> _What this task involves_: In your copy, repeat the records exactly and leave out the pictures.

> _Given records_:
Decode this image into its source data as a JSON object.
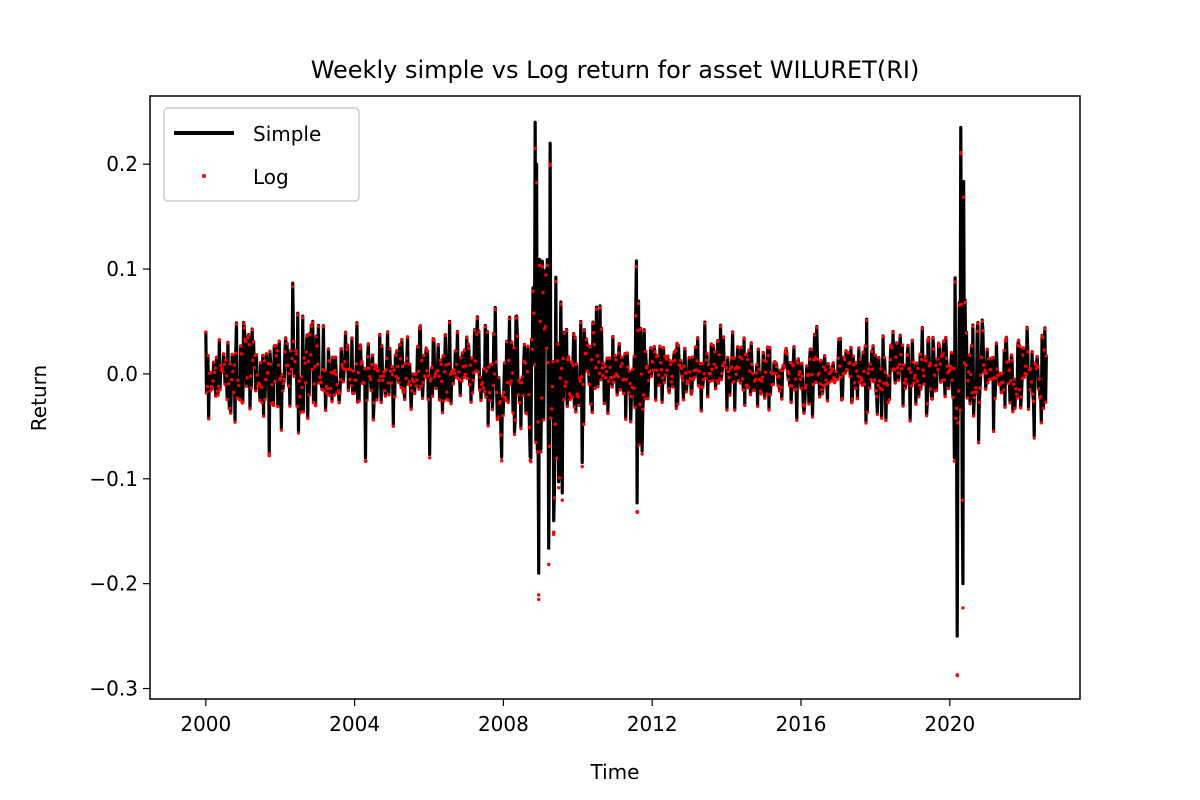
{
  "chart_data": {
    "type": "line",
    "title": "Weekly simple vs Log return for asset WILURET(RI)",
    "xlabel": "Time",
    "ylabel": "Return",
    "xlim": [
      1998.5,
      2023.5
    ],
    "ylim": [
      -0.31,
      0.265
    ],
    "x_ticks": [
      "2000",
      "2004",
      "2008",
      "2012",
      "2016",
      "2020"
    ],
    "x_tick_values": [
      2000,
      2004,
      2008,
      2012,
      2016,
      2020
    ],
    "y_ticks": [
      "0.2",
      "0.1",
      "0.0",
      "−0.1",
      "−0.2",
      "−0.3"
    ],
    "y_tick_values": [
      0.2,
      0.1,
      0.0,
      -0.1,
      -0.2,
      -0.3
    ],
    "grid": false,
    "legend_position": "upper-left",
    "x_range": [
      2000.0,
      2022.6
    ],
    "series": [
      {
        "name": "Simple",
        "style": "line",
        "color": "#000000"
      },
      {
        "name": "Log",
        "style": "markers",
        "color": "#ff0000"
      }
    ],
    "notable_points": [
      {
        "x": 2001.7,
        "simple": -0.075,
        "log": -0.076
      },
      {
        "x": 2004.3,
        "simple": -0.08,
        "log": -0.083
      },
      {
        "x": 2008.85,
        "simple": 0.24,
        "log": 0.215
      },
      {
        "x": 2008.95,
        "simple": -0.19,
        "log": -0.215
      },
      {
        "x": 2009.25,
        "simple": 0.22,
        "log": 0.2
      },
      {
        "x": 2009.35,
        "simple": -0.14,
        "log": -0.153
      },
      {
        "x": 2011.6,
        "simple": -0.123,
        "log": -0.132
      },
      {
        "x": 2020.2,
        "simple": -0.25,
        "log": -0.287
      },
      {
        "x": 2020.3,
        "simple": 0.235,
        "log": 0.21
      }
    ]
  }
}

> _Full solution_:
Decode this image into its source data as a JSON object.
{
  "chart_data": {
    "type": "line",
    "title": "Weekly simple vs Log return for asset WILURET(RI)",
    "xlabel": "Time",
    "ylabel": "Return",
    "xlim": [
      1998.5,
      2023.5
    ],
    "ylim": [
      -0.31,
      0.265
    ],
    "x_ticks": [
      "2000",
      "2004",
      "2008",
      "2012",
      "2016",
      "2020"
    ],
    "x_tick_values": [
      2000,
      2004,
      2008,
      2012,
      2016,
      2020
    ],
    "y_ticks": [
      "0.2",
      "0.1",
      "0.0",
      "−0.1",
      "−0.2",
      "−0.3"
    ],
    "y_tick_values": [
      0.2,
      0.1,
      0.0,
      -0.1,
      -0.2,
      -0.3
    ],
    "grid": false,
    "legend_position": "upper-left",
    "x_range": [
      2000.0,
      2022.6
    ],
    "series": [
      {
        "name": "Simple",
        "style": "line",
        "color": "#000000"
      },
      {
        "name": "Log",
        "style": "markers",
        "color": "#ff0000"
      }
    ],
    "notable_points": [
      {
        "x": 2001.7,
        "simple": -0.075,
        "log": -0.076
      },
      {
        "x": 2004.3,
        "simple": -0.08,
        "log": -0.083
      },
      {
        "x": 2008.85,
        "simple": 0.24,
        "log": 0.215
      },
      {
        "x": 2008.95,
        "simple": -0.19,
        "log": -0.215
      },
      {
        "x": 2009.25,
        "simple": 0.22,
        "log": 0.2
      },
      {
        "x": 2009.35,
        "simple": -0.14,
        "log": -0.153
      },
      {
        "x": 2011.6,
        "simple": -0.123,
        "log": -0.132
      },
      {
        "x": 2020.2,
        "simple": -0.25,
        "log": -0.287
      },
      {
        "x": 2020.3,
        "simple": 0.235,
        "log": 0.21
      }
    ]
  }
}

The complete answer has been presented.